→ Directions
Count every line in the data below where "Addon" occurs, then state that number and nothing more.

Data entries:
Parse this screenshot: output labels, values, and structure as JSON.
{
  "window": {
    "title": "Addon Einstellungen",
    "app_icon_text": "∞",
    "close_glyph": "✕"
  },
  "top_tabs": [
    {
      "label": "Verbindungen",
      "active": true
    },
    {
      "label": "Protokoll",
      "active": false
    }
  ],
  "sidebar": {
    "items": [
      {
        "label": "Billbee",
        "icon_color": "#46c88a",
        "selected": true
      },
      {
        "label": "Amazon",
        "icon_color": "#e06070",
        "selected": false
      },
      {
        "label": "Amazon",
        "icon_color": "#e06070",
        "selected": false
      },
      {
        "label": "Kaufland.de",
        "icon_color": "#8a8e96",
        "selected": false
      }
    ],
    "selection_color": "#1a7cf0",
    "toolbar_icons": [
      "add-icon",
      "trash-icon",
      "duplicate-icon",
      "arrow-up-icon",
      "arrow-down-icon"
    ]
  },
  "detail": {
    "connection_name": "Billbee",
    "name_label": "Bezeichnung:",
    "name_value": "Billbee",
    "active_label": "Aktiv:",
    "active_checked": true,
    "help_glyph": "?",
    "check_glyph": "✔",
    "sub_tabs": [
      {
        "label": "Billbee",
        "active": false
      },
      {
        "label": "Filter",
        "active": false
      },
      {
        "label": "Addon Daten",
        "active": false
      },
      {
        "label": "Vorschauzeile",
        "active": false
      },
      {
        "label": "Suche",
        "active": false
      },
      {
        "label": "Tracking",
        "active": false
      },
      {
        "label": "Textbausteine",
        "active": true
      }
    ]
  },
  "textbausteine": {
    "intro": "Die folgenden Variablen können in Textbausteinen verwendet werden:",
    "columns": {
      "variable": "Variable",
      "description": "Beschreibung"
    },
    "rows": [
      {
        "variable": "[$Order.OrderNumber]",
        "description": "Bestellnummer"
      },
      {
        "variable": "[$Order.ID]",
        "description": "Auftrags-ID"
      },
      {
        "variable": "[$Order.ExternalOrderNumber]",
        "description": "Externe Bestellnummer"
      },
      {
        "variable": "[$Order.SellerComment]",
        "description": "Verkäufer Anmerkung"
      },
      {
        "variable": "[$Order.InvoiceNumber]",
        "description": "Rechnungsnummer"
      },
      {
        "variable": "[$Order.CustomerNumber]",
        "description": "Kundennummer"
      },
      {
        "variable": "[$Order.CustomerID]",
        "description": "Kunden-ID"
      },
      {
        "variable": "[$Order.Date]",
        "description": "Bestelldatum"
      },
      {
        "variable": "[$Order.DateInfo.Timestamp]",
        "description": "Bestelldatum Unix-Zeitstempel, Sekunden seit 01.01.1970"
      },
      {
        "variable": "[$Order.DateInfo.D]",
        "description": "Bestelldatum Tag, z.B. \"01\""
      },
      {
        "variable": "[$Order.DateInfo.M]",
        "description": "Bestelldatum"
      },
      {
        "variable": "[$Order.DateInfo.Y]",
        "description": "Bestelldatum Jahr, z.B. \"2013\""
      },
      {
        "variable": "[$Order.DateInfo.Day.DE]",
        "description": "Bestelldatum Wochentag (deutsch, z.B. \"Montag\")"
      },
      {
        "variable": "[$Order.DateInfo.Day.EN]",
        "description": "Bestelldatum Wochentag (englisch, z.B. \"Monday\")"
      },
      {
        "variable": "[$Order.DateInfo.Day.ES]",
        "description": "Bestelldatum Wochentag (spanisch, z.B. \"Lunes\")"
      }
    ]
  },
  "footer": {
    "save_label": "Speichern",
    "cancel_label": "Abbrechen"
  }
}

→ Reply to the exercise
2